━━━━━ RECORDS FOR THE EXERCISE ━━━━━

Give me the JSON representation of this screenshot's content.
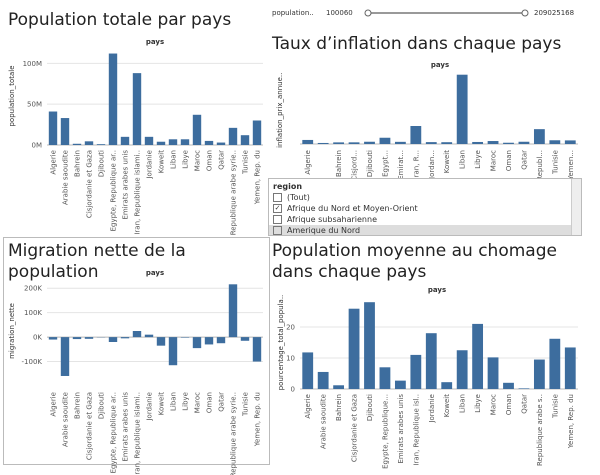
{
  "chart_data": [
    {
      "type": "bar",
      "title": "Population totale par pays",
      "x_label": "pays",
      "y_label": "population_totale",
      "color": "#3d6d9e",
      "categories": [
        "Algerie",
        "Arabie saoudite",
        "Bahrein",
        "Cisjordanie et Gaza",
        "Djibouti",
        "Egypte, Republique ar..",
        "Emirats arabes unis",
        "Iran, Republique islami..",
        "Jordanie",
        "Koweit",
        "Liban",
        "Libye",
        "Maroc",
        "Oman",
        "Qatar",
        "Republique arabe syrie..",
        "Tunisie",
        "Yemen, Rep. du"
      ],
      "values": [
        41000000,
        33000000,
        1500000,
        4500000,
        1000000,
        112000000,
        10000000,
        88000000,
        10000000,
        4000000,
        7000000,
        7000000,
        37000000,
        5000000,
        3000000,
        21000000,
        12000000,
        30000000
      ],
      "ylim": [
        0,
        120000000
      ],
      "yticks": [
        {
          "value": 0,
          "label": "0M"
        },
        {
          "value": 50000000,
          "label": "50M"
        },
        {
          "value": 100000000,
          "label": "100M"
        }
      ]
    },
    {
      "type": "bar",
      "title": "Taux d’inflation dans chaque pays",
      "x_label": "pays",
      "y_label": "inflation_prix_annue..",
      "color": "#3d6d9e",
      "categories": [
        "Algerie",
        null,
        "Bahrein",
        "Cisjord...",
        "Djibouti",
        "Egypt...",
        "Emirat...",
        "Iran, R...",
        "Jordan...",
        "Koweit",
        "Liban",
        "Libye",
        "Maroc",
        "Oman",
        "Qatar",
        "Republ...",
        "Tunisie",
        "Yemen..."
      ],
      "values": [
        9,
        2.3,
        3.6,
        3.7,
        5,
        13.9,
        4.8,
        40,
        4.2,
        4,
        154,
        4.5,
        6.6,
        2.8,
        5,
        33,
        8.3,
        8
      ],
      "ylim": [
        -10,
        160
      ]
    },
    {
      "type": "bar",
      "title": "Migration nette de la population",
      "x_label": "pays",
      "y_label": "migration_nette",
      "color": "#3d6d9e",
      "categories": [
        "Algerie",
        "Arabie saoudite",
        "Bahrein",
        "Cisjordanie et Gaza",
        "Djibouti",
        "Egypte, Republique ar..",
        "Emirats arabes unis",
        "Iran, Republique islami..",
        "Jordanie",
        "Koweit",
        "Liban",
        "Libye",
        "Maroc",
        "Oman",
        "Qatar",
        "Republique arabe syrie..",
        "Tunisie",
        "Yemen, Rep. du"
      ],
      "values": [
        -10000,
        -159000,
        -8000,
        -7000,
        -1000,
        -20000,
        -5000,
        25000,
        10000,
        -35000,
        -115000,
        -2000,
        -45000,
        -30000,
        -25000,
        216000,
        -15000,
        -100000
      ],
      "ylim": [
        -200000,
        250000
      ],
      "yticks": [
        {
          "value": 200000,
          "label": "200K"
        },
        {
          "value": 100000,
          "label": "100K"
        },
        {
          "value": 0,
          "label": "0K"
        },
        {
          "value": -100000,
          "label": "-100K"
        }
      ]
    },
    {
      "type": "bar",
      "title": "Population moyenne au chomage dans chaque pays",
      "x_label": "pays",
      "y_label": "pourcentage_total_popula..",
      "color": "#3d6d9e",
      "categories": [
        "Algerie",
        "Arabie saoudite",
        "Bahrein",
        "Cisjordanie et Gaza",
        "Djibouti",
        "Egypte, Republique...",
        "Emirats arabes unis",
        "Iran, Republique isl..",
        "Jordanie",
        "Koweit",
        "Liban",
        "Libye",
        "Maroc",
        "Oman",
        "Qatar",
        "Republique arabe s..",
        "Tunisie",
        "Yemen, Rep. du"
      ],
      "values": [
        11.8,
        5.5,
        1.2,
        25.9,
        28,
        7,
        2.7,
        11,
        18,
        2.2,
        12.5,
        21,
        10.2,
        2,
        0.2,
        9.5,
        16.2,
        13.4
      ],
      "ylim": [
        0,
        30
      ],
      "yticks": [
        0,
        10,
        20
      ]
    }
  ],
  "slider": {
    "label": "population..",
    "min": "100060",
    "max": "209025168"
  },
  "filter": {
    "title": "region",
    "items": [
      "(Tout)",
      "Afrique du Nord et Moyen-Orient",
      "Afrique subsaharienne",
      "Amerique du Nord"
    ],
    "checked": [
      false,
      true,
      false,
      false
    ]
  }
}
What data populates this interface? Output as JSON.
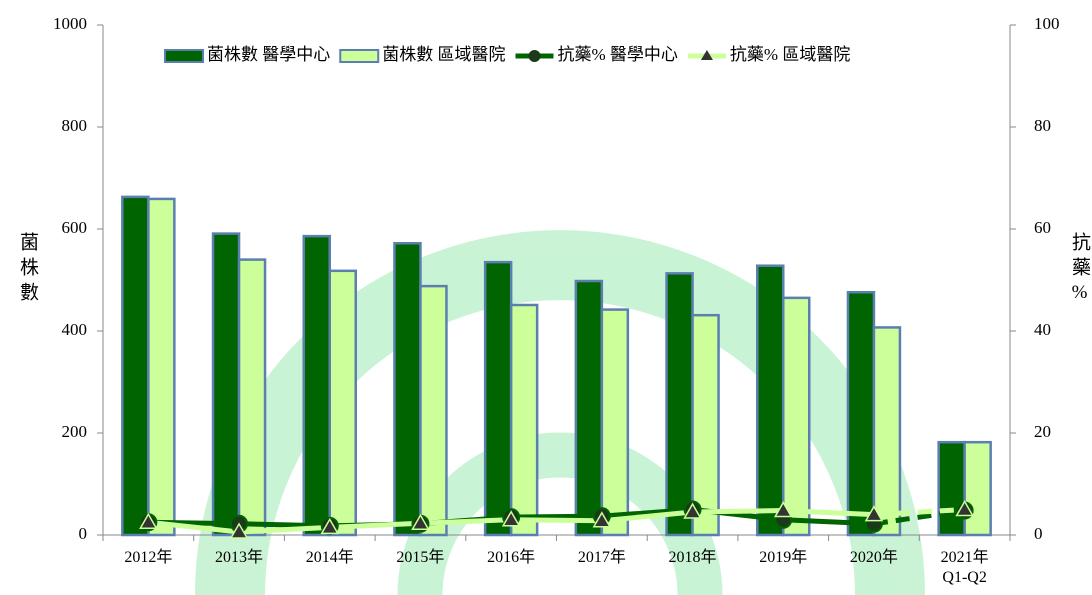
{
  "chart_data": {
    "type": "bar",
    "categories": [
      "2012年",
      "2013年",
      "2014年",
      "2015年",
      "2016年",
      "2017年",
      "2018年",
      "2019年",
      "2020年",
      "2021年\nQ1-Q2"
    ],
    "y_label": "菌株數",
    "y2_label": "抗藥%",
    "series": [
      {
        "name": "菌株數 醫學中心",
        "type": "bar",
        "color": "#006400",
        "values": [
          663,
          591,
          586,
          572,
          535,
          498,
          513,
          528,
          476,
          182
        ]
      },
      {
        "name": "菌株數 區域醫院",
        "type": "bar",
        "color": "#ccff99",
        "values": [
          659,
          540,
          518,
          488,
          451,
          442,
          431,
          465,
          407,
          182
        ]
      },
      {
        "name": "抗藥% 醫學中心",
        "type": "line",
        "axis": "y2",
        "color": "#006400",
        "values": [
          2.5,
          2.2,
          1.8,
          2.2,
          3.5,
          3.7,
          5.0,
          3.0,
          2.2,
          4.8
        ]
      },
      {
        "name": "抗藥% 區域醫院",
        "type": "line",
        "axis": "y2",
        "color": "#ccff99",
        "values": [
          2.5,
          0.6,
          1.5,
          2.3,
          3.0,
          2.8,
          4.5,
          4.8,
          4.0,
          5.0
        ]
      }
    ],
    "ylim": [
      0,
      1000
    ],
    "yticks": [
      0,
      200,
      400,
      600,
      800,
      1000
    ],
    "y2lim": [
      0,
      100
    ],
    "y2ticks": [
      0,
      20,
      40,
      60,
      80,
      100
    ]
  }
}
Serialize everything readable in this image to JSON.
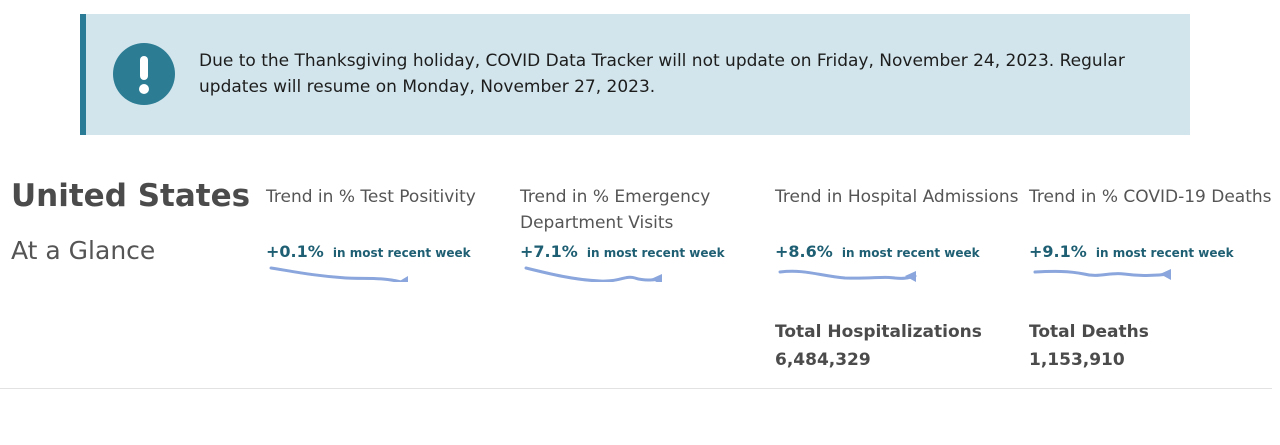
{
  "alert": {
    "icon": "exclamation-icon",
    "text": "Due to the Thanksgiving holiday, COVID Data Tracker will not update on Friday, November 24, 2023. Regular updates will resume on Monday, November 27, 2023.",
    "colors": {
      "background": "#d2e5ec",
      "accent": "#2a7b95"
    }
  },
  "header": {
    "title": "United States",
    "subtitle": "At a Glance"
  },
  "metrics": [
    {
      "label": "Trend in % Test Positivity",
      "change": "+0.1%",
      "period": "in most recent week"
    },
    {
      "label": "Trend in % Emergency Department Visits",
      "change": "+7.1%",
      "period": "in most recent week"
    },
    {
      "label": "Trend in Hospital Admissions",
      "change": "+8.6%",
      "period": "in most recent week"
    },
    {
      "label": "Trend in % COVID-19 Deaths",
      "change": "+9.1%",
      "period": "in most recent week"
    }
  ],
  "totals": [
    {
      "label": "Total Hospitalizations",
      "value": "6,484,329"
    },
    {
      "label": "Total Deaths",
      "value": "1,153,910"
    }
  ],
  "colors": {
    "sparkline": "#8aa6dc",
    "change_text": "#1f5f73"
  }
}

━━━━━

◆ REQUEST
Repeat every record precisely. Any picture among them stays out of the copy.

◆ WRITTEN SOLUTION
Give me the JSON representation of this screenshot's content.
{
  "chart_data": [
    {
      "type": "bar",
      "title": "Population totale par pays",
      "x_label": "pays",
      "y_label": "population_totale",
      "color": "#3d6d9e",
      "categories": [
        "Algerie",
        "Arabie saoudite",
        "Bahrein",
        "Cisjordanie et Gaza",
        "Djibouti",
        "Egypte, Republique ar..",
        "Emirats arabes unis",
        "Iran, Republique islami..",
        "Jordanie",
        "Koweit",
        "Liban",
        "Libye",
        "Maroc",
        "Oman",
        "Qatar",
        "Republique arabe syrie..",
        "Tunisie",
        "Yemen, Rep. du"
      ],
      "values": [
        41000000,
        33000000,
        1500000,
        4500000,
        1000000,
        112000000,
        10000000,
        88000000,
        10000000,
        4000000,
        7000000,
        7000000,
        37000000,
        5000000,
        3000000,
        21000000,
        12000000,
        30000000
      ],
      "ylim": [
        0,
        120000000
      ],
      "yticks": [
        {
          "value": 0,
          "label": "0M"
        },
        {
          "value": 50000000,
          "label": "50M"
        },
        {
          "value": 100000000,
          "label": "100M"
        }
      ]
    },
    {
      "type": "bar",
      "title": "Taux d’inflation dans chaque pays",
      "x_label": "pays",
      "y_label": "inflation_prix_annue..",
      "color": "#3d6d9e",
      "categories": [
        "Algerie",
        null,
        "Bahrein",
        "Cisjord...",
        "Djibouti",
        "Egypt...",
        "Emirat...",
        "Iran, R...",
        "Jordan...",
        "Koweit",
        "Liban",
        "Libye",
        "Maroc",
        "Oman",
        "Qatar",
        "Republ...",
        "Tunisie",
        "Yemen..."
      ],
      "values": [
        9,
        2.3,
        3.6,
        3.7,
        5,
        13.9,
        4.8,
        40,
        4.2,
        4,
        154,
        4.5,
        6.6,
        2.8,
        5,
        33,
        8.3,
        8
      ],
      "ylim": [
        -10,
        160
      ]
    },
    {
      "type": "bar",
      "title": "Migration nette de la population",
      "x_label": "pays",
      "y_label": "migration_nette",
      "color": "#3d6d9e",
      "categories": [
        "Algerie",
        "Arabie saoudite",
        "Bahrein",
        "Cisjordanie et Gaza",
        "Djibouti",
        "Egypte, Republique ar..",
        "Emirats arabes unis",
        "Iran, Republique islami..",
        "Jordanie",
        "Koweit",
        "Liban",
        "Libye",
        "Maroc",
        "Oman",
        "Qatar",
        "Republique arabe syrie..",
        "Tunisie",
        "Yemen, Rep. du"
      ],
      "values": [
        -10000,
        -159000,
        -8000,
        -7000,
        -1000,
        -20000,
        -5000,
        25000,
        10000,
        -35000,
        -115000,
        -2000,
        -45000,
        -30000,
        -25000,
        216000,
        -15000,
        -100000
      ],
      "ylim": [
        -200000,
        250000
      ],
      "yticks": [
        {
          "value": 200000,
          "label": "200K"
        },
        {
          "value": 100000,
          "label": "100K"
        },
        {
          "value": 0,
          "label": "0K"
        },
        {
          "value": -100000,
          "label": "-100K"
        }
      ]
    },
    {
      "type": "bar",
      "title": "Population moyenne au chomage dans chaque pays",
      "x_label": "pays",
      "y_label": "pourcentage_total_popula..",
      "color": "#3d6d9e",
      "categories": [
        "Algerie",
        "Arabie saoudite",
        "Bahrein",
        "Cisjordanie et Gaza",
        "Djibouti",
        "Egypte, Republique...",
        "Emirats arabes unis",
        "Iran, Republique isl..",
        "Jordanie",
        "Koweit",
        "Liban",
        "Libye",
        "Maroc",
        "Oman",
        "Qatar",
        "Republique arabe s..",
        "Tunisie",
        "Yemen, Rep. du"
      ],
      "values": [
        11.8,
        5.5,
        1.2,
        25.9,
        28,
        7,
        2.7,
        11,
        18,
        2.2,
        12.5,
        21,
        10.2,
        2,
        0.2,
        9.5,
        16.2,
        13.4
      ],
      "ylim": [
        0,
        30
      ],
      "yticks": [
        0,
        10,
        20
      ]
    }
  ],
  "slider": {
    "label": "population..",
    "min": "100060",
    "max": "209025168"
  },
  "filter": {
    "title": "region",
    "items": [
      "(Tout)",
      "Afrique du Nord et Moyen-Orient",
      "Afrique subsaharienne",
      "Amerique du Nord"
    ],
    "checked": [
      false,
      true,
      false,
      false
    ]
  }
}
What data populates this interface? Output as JSON.
{
  "chart_data": {
    "type": "bar",
    "categories": [
      "2012年",
      "2013年",
      "2014年",
      "2015年",
      "2016年",
      "2017年",
      "2018年",
      "2019年",
      "2020年",
      "2021年\nQ1-Q2"
    ],
    "y_label": "菌株數",
    "y2_label": "抗藥%",
    "series": [
      {
        "name": "菌株數 醫學中心",
        "type": "bar",
        "color": "#006400",
        "values": [
          663,
          591,
          586,
          572,
          535,
          498,
          513,
          528,
          476,
          182
        ]
      },
      {
        "name": "菌株數 區域醫院",
        "type": "bar",
        "color": "#ccff99",
        "values": [
          659,
          540,
          518,
          488,
          451,
          442,
          431,
          465,
          407,
          182
        ]
      },
      {
        "name": "抗藥% 醫學中心",
        "type": "line",
        "axis": "y2",
        "color": "#006400",
        "values": [
          2.5,
          2.2,
          1.8,
          2.2,
          3.5,
          3.7,
          5.0,
          3.0,
          2.2,
          4.8
        ]
      },
      {
        "name": "抗藥% 區域醫院",
        "type": "line",
        "axis": "y2",
        "color": "#ccff99",
        "values": [
          2.5,
          0.6,
          1.5,
          2.3,
          3.0,
          2.8,
          4.5,
          4.8,
          4.0,
          5.0
        ]
      }
    ],
    "ylim": [
      0,
      1000
    ],
    "yticks": [
      0,
      200,
      400,
      600,
      800,
      1000
    ],
    "y2lim": [
      0,
      100
    ],
    "y2ticks": [
      0,
      20,
      40,
      60,
      80,
      100
    ]
  }
}
Serialize everything readable in this image to JSON.
{
  "alert": {
    "icon": "exclamation-icon",
    "text": "Due to the Thanksgiving holiday, COVID Data Tracker will not update on Friday, November 24, 2023. Regular updates will resume on Monday, November 27, 2023.",
    "colors": {
      "background": "#d2e5ec",
      "accent": "#2a7b95"
    }
  },
  "header": {
    "title": "United States",
    "subtitle": "At a Glance"
  },
  "metrics": [
    {
      "label": "Trend in % Test Positivity",
      "change": "+0.1%",
      "period": "in most recent week"
    },
    {
      "label": "Trend in % Emergency Department Visits",
      "change": "+7.1%",
      "period": "in most recent week"
    },
    {
      "label": "Trend in Hospital Admissions",
      "change": "+8.6%",
      "period": "in most recent week"
    },
    {
      "label": "Trend in % COVID-19 Deaths",
      "change": "+9.1%",
      "period": "in most recent week"
    }
  ],
  "totals": [
    {
      "label": "Total Hospitalizations",
      "value": "6,484,329"
    },
    {
      "label": "Total Deaths",
      "value": "1,153,910"
    }
  ],
  "colors": {
    "sparkline": "#8aa6dc",
    "change_text": "#1f5f73"
  }
}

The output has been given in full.